(Items from a figure collection)
══════════

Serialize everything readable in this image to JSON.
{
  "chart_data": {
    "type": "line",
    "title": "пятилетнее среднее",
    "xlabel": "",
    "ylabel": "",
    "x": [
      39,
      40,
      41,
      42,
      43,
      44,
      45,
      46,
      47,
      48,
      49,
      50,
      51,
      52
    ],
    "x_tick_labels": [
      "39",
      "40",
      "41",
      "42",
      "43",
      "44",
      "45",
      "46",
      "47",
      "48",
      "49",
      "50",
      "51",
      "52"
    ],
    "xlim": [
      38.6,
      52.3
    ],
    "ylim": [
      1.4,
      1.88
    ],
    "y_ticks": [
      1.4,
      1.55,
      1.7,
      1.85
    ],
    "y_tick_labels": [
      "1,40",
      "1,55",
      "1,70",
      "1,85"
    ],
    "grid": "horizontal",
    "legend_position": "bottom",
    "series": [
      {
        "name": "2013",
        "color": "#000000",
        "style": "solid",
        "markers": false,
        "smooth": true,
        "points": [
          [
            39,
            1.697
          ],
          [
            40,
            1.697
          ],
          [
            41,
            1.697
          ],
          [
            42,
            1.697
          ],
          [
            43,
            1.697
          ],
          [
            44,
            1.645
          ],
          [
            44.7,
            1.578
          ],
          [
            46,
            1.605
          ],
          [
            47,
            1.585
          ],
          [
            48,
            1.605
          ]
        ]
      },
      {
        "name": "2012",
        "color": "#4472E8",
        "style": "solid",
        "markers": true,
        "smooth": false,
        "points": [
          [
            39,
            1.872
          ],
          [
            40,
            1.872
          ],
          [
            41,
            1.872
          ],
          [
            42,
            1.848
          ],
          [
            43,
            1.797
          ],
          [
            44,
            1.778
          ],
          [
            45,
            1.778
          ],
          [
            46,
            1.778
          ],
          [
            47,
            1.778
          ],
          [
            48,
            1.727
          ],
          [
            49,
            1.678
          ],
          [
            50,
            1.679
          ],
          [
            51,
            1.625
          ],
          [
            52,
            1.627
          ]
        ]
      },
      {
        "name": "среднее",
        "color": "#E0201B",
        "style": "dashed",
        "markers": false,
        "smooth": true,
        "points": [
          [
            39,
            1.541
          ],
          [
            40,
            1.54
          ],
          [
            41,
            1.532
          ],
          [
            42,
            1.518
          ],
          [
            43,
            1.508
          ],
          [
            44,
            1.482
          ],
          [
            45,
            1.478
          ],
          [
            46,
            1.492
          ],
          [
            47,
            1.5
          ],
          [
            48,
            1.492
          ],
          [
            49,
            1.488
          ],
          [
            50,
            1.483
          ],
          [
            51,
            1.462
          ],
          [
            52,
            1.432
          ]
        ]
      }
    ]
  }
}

══════════

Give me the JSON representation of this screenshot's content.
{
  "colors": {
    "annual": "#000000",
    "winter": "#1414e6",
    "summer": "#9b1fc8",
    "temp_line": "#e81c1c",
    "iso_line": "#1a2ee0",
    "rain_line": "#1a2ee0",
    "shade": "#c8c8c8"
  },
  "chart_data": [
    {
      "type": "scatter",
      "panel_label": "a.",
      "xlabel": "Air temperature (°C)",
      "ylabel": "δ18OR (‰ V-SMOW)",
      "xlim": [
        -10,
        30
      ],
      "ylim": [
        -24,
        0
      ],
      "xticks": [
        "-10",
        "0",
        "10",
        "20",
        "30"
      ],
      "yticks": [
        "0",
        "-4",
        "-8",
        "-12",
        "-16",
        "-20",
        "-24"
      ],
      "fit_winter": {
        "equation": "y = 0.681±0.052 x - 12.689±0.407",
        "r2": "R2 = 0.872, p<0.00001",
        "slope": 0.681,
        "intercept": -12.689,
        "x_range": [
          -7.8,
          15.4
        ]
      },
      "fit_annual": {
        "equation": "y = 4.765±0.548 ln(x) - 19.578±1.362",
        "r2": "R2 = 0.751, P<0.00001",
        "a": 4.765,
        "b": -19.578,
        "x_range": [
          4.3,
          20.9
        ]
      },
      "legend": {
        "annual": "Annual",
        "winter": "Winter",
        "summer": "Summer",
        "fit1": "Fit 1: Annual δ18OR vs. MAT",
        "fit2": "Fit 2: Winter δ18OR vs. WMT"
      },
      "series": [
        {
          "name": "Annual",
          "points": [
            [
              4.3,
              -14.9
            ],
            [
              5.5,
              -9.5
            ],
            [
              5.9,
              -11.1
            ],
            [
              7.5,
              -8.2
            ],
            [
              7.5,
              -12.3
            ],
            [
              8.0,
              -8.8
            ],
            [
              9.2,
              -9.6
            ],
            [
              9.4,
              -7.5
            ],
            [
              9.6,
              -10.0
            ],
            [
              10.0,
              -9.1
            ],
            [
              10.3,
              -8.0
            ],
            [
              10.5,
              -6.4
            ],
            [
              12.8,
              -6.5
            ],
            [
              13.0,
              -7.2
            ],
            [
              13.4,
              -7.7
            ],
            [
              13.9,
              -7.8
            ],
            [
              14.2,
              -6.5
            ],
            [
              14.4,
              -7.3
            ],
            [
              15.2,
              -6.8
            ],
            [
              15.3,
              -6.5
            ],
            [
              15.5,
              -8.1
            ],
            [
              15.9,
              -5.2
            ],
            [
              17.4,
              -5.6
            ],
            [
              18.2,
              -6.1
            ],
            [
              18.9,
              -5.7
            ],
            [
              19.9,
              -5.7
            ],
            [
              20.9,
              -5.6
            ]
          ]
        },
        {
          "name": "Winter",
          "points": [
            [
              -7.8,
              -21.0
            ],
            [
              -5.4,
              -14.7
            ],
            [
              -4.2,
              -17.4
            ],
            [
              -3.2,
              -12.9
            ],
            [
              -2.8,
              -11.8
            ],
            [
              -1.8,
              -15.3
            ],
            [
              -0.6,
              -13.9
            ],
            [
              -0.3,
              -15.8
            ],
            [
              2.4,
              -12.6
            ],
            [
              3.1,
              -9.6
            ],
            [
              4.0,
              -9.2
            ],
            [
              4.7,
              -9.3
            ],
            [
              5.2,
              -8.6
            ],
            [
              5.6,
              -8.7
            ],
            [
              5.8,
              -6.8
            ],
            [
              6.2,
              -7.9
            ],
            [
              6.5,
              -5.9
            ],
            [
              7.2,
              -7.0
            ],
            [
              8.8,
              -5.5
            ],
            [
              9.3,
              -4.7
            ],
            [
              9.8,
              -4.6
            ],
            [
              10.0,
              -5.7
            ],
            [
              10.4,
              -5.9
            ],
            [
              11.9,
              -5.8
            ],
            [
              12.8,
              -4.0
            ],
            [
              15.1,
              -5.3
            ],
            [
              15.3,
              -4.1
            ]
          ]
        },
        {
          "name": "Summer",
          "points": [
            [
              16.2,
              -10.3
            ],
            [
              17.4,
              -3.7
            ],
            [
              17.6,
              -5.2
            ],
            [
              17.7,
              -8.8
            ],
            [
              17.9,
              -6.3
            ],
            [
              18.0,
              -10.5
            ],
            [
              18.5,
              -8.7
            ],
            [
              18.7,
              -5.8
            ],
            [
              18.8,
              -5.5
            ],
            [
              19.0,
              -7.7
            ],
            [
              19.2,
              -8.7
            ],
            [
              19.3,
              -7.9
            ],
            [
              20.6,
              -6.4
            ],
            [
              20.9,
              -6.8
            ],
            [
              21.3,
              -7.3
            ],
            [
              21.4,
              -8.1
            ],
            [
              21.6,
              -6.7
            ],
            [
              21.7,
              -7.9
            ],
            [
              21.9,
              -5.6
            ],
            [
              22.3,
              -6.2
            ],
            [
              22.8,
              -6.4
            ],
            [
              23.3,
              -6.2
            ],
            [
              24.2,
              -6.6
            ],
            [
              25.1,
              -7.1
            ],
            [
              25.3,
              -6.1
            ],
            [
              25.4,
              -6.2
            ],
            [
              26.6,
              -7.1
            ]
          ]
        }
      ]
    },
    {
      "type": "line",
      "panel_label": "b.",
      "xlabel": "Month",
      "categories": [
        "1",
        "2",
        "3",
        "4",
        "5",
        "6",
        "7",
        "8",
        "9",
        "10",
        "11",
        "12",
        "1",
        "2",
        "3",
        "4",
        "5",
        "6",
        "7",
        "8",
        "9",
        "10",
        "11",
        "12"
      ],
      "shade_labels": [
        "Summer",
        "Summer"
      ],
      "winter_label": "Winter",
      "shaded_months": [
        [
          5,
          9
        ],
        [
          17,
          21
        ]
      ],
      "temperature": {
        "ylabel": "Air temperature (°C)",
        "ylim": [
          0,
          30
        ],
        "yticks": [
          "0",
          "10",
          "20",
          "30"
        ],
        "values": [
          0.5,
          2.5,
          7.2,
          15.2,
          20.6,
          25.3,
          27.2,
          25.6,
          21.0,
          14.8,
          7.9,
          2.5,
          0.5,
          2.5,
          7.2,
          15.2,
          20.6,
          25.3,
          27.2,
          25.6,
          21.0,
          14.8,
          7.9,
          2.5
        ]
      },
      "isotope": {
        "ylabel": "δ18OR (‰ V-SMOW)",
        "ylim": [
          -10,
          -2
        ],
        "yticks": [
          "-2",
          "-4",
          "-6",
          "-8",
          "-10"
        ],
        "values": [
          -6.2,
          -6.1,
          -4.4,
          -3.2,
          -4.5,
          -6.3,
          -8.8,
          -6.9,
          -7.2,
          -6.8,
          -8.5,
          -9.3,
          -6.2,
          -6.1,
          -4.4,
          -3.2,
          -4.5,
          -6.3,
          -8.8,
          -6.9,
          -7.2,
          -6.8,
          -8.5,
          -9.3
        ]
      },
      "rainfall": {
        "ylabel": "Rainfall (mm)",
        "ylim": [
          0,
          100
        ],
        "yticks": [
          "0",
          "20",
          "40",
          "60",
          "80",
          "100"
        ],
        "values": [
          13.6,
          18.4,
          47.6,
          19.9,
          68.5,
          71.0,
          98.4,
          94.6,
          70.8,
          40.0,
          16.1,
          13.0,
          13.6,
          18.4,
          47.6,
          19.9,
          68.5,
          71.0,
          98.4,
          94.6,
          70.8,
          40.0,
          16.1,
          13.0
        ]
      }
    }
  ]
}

══════════

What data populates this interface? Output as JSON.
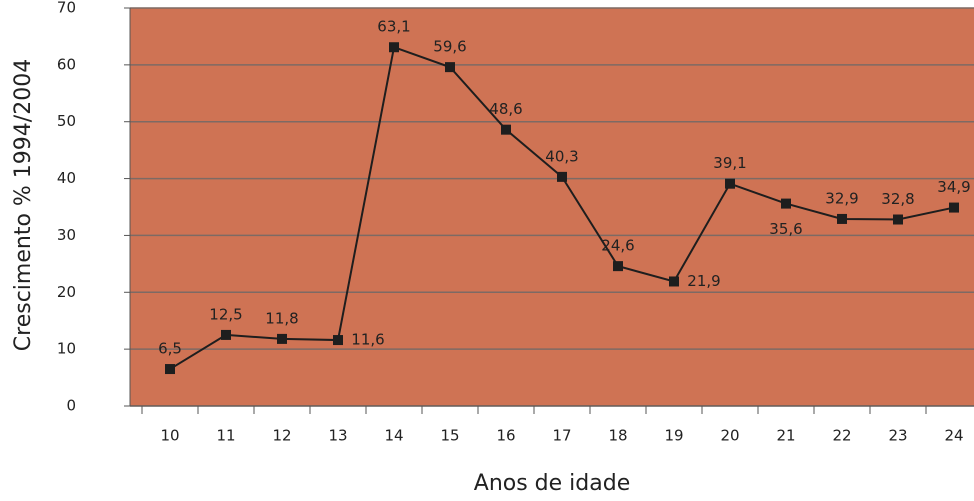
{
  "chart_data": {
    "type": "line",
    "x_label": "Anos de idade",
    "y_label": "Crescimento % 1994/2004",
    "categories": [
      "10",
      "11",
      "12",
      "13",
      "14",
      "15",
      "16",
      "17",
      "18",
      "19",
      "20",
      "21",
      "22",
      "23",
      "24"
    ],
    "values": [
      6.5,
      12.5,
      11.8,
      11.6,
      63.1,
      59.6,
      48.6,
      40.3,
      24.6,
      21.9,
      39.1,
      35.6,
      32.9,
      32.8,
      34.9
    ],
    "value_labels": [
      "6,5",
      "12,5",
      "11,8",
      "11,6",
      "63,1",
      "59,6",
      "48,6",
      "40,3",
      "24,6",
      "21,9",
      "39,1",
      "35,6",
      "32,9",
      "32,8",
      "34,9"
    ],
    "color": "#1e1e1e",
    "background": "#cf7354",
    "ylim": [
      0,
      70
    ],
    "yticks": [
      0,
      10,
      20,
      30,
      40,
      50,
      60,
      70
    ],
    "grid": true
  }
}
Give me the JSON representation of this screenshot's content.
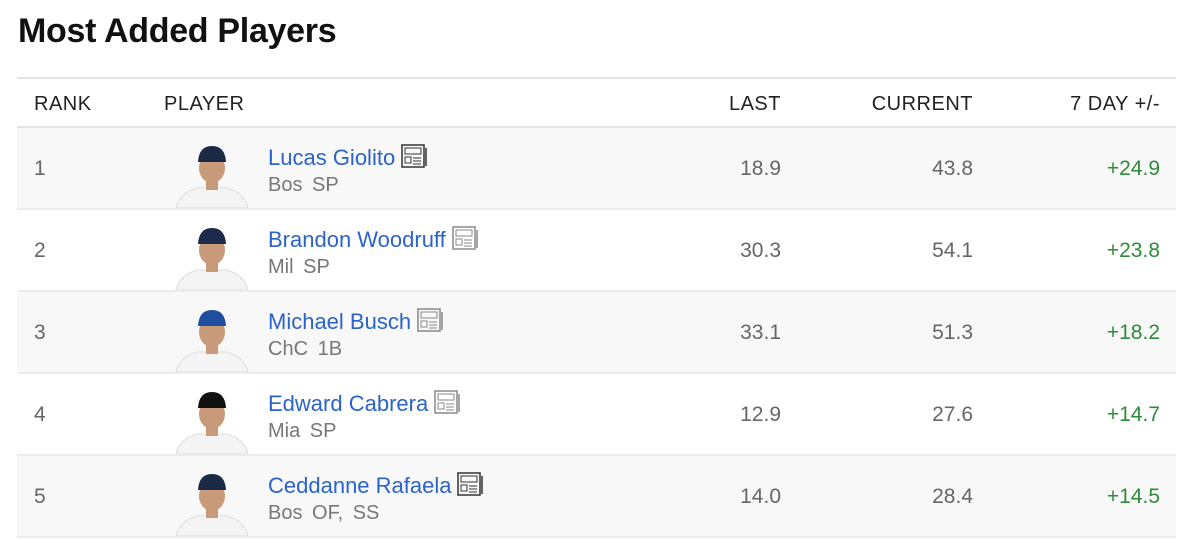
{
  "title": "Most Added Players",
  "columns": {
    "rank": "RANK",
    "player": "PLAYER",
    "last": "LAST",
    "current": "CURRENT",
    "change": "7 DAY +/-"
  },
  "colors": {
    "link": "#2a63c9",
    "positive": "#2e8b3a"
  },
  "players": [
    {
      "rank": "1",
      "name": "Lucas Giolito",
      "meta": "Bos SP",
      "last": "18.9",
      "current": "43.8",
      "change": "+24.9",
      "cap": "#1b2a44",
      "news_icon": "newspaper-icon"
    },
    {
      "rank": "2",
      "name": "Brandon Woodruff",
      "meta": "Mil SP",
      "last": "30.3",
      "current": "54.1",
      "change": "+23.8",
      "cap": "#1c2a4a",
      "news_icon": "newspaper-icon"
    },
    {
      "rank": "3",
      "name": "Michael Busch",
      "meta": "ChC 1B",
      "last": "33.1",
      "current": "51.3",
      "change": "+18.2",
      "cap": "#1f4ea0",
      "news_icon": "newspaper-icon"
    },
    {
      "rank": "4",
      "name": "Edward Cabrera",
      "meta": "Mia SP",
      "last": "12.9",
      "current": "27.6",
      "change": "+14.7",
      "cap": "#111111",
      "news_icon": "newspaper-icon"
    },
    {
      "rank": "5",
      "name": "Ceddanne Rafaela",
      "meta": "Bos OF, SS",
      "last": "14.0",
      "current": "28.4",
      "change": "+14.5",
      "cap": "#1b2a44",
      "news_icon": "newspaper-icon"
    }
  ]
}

══════════

Where a line holds "this", copy that line.

Task solution:
Serialize everything readable in this image to JSON.
Give me the JSON representation of this screenshot's content.
What data populates this interface? Output as JSON.
Give me the JSON representation of this screenshot's content.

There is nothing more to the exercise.